Data entries for graphics
• • • •

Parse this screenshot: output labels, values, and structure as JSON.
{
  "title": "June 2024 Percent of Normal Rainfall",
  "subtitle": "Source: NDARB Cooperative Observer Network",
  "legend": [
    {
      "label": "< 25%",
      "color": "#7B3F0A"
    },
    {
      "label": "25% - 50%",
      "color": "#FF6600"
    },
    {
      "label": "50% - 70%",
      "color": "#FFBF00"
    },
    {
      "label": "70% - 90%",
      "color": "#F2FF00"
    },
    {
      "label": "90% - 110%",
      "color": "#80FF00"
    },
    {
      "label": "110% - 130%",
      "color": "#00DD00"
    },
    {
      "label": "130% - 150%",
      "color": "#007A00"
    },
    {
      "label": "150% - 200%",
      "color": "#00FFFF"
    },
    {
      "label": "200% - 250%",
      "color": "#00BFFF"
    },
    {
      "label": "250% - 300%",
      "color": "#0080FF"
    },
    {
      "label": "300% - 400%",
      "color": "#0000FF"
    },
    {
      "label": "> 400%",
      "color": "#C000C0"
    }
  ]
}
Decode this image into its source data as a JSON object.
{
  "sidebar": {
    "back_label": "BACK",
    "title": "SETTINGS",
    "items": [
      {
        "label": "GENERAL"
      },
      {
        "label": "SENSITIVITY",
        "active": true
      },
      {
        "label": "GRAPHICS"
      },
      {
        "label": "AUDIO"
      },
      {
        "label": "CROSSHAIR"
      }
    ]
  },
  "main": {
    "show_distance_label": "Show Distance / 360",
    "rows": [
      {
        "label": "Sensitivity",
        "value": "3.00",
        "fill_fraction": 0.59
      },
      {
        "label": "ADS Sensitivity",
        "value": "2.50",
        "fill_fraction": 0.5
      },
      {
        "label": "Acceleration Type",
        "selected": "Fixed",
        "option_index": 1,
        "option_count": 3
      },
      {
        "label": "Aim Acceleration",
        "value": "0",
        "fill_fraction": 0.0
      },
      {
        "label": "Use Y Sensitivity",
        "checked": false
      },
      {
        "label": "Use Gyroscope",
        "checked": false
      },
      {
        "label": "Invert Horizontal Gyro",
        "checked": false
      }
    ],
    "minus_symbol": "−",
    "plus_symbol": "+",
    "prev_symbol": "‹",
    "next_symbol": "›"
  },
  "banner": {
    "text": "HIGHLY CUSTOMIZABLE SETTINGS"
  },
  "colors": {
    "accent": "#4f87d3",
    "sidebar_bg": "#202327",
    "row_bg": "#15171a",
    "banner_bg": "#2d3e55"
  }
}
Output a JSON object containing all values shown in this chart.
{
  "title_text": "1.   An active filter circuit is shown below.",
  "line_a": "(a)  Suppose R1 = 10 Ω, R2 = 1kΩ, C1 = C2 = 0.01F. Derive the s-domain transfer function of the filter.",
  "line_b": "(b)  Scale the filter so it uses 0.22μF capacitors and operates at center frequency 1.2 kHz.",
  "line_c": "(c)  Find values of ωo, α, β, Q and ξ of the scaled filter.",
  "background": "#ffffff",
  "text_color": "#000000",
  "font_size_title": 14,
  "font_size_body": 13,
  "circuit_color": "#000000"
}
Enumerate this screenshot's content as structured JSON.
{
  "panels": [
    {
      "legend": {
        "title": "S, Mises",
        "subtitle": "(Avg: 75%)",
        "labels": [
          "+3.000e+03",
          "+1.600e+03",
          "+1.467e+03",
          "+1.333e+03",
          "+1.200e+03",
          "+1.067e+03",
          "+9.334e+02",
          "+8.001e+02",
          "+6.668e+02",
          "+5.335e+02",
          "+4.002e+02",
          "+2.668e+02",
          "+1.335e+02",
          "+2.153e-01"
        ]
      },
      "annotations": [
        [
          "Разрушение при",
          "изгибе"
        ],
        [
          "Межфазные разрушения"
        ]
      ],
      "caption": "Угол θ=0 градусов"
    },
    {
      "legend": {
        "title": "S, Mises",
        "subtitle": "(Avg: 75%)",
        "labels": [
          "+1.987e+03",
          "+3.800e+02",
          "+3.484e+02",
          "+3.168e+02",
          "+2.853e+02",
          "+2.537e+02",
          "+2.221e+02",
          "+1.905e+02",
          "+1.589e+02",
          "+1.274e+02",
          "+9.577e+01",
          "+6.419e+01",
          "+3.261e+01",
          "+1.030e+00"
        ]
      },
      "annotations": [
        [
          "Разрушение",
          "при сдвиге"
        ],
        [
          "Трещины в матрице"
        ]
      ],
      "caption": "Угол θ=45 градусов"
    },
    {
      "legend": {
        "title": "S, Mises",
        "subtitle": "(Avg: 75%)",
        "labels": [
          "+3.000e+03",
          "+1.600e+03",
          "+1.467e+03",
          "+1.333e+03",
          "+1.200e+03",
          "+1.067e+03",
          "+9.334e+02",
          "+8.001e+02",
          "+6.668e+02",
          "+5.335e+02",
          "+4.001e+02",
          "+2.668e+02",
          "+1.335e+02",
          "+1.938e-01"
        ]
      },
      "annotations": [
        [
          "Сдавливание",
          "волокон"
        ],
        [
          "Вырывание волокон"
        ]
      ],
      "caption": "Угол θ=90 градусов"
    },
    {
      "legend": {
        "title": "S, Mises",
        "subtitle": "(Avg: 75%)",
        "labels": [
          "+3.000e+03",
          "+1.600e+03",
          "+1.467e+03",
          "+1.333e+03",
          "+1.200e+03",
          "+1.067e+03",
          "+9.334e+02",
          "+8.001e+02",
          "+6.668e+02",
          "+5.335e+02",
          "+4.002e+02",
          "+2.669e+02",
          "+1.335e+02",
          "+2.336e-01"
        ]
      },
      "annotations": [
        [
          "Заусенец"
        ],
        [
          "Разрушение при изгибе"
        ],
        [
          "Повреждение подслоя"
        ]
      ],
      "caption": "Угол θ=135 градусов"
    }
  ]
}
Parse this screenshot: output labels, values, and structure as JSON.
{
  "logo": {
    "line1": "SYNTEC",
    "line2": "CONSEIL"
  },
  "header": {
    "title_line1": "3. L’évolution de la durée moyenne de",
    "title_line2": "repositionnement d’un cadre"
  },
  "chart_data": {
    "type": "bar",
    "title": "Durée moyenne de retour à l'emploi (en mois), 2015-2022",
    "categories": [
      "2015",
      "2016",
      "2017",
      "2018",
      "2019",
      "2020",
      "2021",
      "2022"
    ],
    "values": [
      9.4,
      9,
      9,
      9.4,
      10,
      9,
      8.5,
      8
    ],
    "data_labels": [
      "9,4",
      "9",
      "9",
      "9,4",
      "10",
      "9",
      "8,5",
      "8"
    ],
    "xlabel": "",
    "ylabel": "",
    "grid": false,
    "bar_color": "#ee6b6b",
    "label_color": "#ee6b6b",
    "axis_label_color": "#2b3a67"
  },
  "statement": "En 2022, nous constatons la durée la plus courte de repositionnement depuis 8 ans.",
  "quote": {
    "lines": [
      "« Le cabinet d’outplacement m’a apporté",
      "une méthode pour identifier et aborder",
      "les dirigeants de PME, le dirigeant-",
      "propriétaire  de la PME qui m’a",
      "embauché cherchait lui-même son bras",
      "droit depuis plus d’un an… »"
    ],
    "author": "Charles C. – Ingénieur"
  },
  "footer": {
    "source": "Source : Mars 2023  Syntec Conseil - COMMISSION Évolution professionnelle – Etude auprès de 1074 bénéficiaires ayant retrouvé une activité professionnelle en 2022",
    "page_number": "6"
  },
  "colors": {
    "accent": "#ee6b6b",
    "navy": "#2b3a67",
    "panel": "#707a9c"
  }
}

• • • •

▸ PROMPT
Your task is to quote the listing above word for word.

▸ COMPLETE RESPONSE
Parse this screenshot: output labels, values, and structure as JSON.
{
  "title": "June 2024 Percent of Normal Rainfall",
  "subtitle": "Source: NDARB Cooperative Observer Network",
  "legend": [
    {
      "label": "< 25%",
      "color": "#7B3F0A"
    },
    {
      "label": "25% - 50%",
      "color": "#FF6600"
    },
    {
      "label": "50% - 70%",
      "color": "#FFBF00"
    },
    {
      "label": "70% - 90%",
      "color": "#F2FF00"
    },
    {
      "label": "90% - 110%",
      "color": "#80FF00"
    },
    {
      "label": "110% - 130%",
      "color": "#00DD00"
    },
    {
      "label": "130% - 150%",
      "color": "#007A00"
    },
    {
      "label": "150% - 200%",
      "color": "#00FFFF"
    },
    {
      "label": "200% - 250%",
      "color": "#00BFFF"
    },
    {
      "label": "250% - 300%",
      "color": "#0080FF"
    },
    {
      "label": "300% - 400%",
      "color": "#0000FF"
    },
    {
      "label": "> 400%",
      "color": "#C000C0"
    }
  ]
}
Decode this image into its source data as a JSON object.
{
  "sidebar": {
    "back_label": "BACK",
    "title": "SETTINGS",
    "items": [
      {
        "label": "GENERAL"
      },
      {
        "label": "SENSITIVITY",
        "active": true
      },
      {
        "label": "GRAPHICS"
      },
      {
        "label": "AUDIO"
      },
      {
        "label": "CROSSHAIR"
      }
    ]
  },
  "main": {
    "show_distance_label": "Show Distance / 360",
    "rows": [
      {
        "label": "Sensitivity",
        "value": "3.00",
        "fill_fraction": 0.59
      },
      {
        "label": "ADS Sensitivity",
        "value": "2.50",
        "fill_fraction": 0.5
      },
      {
        "label": "Acceleration Type",
        "selected": "Fixed",
        "option_index": 1,
        "option_count": 3
      },
      {
        "label": "Aim Acceleration",
        "value": "0",
        "fill_fraction": 0.0
      },
      {
        "label": "Use Y Sensitivity",
        "checked": false
      },
      {
        "label": "Use Gyroscope",
        "checked": false
      },
      {
        "label": "Invert Horizontal Gyro",
        "checked": false
      }
    ],
    "minus_symbol": "−",
    "plus_symbol": "+",
    "prev_symbol": "‹",
    "next_symbol": "›"
  },
  "banner": {
    "text": "HIGHLY CUSTOMIZABLE SETTINGS"
  },
  "colors": {
    "accent": "#4f87d3",
    "sidebar_bg": "#202327",
    "row_bg": "#15171a",
    "banner_bg": "#2d3e55"
  }
}
Output a JSON object containing all values shown in this chart.
{
  "title_text": "1.   An active filter circuit is shown below.",
  "line_a": "(a)  Suppose R1 = 10 Ω, R2 = 1kΩ, C1 = C2 = 0.01F. Derive the s-domain transfer function of the filter.",
  "line_b": "(b)  Scale the filter so it uses 0.22μF capacitors and operates at center frequency 1.2 kHz.",
  "line_c": "(c)  Find values of ωo, α, β, Q and ξ of the scaled filter.",
  "background": "#ffffff",
  "text_color": "#000000",
  "font_size_title": 14,
  "font_size_body": 13,
  "circuit_color": "#000000"
}
Enumerate this screenshot's content as structured JSON.
{
  "panels": [
    {
      "legend": {
        "title": "S, Mises",
        "subtitle": "(Avg: 75%)",
        "labels": [
          "+3.000e+03",
          "+1.600e+03",
          "+1.467e+03",
          "+1.333e+03",
          "+1.200e+03",
          "+1.067e+03",
          "+9.334e+02",
          "+8.001e+02",
          "+6.668e+02",
          "+5.335e+02",
          "+4.002e+02",
          "+2.668e+02",
          "+1.335e+02",
          "+2.153e-01"
        ]
      },
      "annotations": [
        [
          "Разрушение при",
          "изгибе"
        ],
        [
          "Межфазные разрушения"
        ]
      ],
      "caption": "Угол θ=0 градусов"
    },
    {
      "legend": {
        "title": "S, Mises",
        "subtitle": "(Avg: 75%)",
        "labels": [
          "+1.987e+03",
          "+3.800e+02",
          "+3.484e+02",
          "+3.168e+02",
          "+2.853e+02",
          "+2.537e+02",
          "+2.221e+02",
          "+1.905e+02",
          "+1.589e+02",
          "+1.274e+02",
          "+9.577e+01",
          "+6.419e+01",
          "+3.261e+01",
          "+1.030e+00"
        ]
      },
      "annotations": [
        [
          "Разрушение",
          "при сдвиге"
        ],
        [
          "Трещины в матрице"
        ]
      ],
      "caption": "Угол θ=45 градусов"
    },
    {
      "legend": {
        "title": "S, Mises",
        "subtitle": "(Avg: 75%)",
        "labels": [
          "+3.000e+03",
          "+1.600e+03",
          "+1.467e+03",
          "+1.333e+03",
          "+1.200e+03",
          "+1.067e+03",
          "+9.334e+02",
          "+8.001e+02",
          "+6.668e+02",
          "+5.335e+02",
          "+4.001e+02",
          "+2.668e+02",
          "+1.335e+02",
          "+1.938e-01"
        ]
      },
      "annotations": [
        [
          "Сдавливание",
          "волокон"
        ],
        [
          "Вырывание волокон"
        ]
      ],
      "caption": "Угол θ=90 градусов"
    },
    {
      "legend": {
        "title": "S, Mises",
        "subtitle": "(Avg: 75%)",
        "labels": [
          "+3.000e+03",
          "+1.600e+03",
          "+1.467e+03",
          "+1.333e+03",
          "+1.200e+03",
          "+1.067e+03",
          "+9.334e+02",
          "+8.001e+02",
          "+6.668e+02",
          "+5.335e+02",
          "+4.002e+02",
          "+2.669e+02",
          "+1.335e+02",
          "+2.336e-01"
        ]
      },
      "annotations": [
        [
          "Заусенец"
        ],
        [
          "Разрушение при изгибе"
        ],
        [
          "Повреждение подслоя"
        ]
      ],
      "caption": "Угол θ=135 градусов"
    }
  ]
}
Parse this screenshot: output labels, values, and structure as JSON.
{
  "logo": {
    "line1": "SYNTEC",
    "line2": "CONSEIL"
  },
  "header": {
    "title_line1": "3. L’évolution de la durée moyenne de",
    "title_line2": "repositionnement d’un cadre"
  },
  "chart_data": {
    "type": "bar",
    "title": "Durée moyenne de retour à l'emploi (en mois), 2015-2022",
    "categories": [
      "2015",
      "2016",
      "2017",
      "2018",
      "2019",
      "2020",
      "2021",
      "2022"
    ],
    "values": [
      9.4,
      9,
      9,
      9.4,
      10,
      9,
      8.5,
      8
    ],
    "data_labels": [
      "9,4",
      "9",
      "9",
      "9,4",
      "10",
      "9",
      "8,5",
      "8"
    ],
    "xlabel": "",
    "ylabel": "",
    "grid": false,
    "bar_color": "#ee6b6b",
    "label_color": "#ee6b6b",
    "axis_label_color": "#2b3a67"
  },
  "statement": "En 2022, nous constatons la durée la plus courte de repositionnement depuis 8 ans.",
  "quote": {
    "lines": [
      "« Le cabinet d’outplacement m’a apporté",
      "une méthode pour identifier et aborder",
      "les dirigeants de PME, le dirigeant-",
      "propriétaire  de la PME qui m’a",
      "embauché cherchait lui-même son bras",
      "droit depuis plus d’un an… »"
    ],
    "author": "Charles C. – Ingénieur"
  },
  "footer": {
    "source": "Source : Mars 2023  Syntec Conseil - COMMISSION Évolution professionnelle – Etude auprès de 1074 bénéficiaires ayant retrouvé une activité professionnelle en 2022",
    "page_number": "6"
  },
  "colors": {
    "accent": "#ee6b6b",
    "navy": "#2b3a67",
    "panel": "#707a9c"
  }
}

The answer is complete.